- [GIVEN EXERCISE] Extract every line from the records below that contains the word "Spectrum".

▼

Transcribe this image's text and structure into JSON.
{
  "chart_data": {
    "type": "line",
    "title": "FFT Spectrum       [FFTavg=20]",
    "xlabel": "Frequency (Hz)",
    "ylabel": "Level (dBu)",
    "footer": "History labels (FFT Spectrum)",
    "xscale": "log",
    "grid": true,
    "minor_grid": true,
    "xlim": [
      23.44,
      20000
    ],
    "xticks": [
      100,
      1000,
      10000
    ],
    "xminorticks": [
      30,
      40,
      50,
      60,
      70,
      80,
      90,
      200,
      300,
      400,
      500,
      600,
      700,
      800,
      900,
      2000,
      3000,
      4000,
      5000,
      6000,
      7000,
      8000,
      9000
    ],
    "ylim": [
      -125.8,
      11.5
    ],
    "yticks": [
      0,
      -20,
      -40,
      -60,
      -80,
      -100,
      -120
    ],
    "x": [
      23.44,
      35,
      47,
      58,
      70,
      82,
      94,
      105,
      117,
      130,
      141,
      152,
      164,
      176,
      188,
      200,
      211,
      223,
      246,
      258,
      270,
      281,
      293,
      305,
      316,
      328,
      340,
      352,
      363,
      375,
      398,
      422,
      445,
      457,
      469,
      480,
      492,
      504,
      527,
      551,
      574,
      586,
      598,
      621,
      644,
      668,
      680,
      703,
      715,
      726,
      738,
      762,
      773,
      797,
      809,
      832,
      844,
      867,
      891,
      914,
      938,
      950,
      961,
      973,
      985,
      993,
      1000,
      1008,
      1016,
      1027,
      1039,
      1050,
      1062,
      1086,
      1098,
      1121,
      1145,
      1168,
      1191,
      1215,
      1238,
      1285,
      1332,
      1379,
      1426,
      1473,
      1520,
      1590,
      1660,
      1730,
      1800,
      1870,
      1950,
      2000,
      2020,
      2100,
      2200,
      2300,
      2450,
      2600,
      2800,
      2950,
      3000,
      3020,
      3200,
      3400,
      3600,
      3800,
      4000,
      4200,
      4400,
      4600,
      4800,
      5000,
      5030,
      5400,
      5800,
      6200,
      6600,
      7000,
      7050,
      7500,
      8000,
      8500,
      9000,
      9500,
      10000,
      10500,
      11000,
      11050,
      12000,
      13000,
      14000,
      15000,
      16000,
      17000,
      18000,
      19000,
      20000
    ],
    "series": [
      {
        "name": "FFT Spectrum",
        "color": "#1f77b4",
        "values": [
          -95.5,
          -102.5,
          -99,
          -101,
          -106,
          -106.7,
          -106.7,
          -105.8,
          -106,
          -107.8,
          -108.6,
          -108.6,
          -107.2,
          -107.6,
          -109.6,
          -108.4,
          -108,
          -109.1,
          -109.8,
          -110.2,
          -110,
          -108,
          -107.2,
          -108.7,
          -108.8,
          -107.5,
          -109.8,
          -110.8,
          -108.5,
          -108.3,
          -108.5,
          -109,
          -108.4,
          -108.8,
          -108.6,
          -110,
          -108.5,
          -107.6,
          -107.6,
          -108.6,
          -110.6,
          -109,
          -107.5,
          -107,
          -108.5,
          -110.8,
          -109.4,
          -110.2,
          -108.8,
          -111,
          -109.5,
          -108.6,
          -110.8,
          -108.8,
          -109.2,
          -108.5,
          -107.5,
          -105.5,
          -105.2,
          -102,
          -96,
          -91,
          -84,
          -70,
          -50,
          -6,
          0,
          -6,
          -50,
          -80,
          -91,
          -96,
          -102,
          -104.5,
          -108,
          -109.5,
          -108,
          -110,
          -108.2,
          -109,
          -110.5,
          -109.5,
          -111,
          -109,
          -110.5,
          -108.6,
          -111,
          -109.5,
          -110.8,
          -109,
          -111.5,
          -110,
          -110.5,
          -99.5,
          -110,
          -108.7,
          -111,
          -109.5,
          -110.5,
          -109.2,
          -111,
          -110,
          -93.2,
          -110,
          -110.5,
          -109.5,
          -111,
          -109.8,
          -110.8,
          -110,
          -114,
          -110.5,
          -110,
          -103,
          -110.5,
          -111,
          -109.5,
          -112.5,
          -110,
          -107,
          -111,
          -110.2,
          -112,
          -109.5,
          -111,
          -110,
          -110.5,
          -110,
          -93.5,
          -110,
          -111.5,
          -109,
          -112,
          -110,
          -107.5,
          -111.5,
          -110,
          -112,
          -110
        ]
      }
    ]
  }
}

▲

- [SOLUTION]
    "title": "FFT Spectrum       [FFTavg=20]",
    "footer": "History labels (FFT Spectrum)",
        "name": "FFT Spectrum",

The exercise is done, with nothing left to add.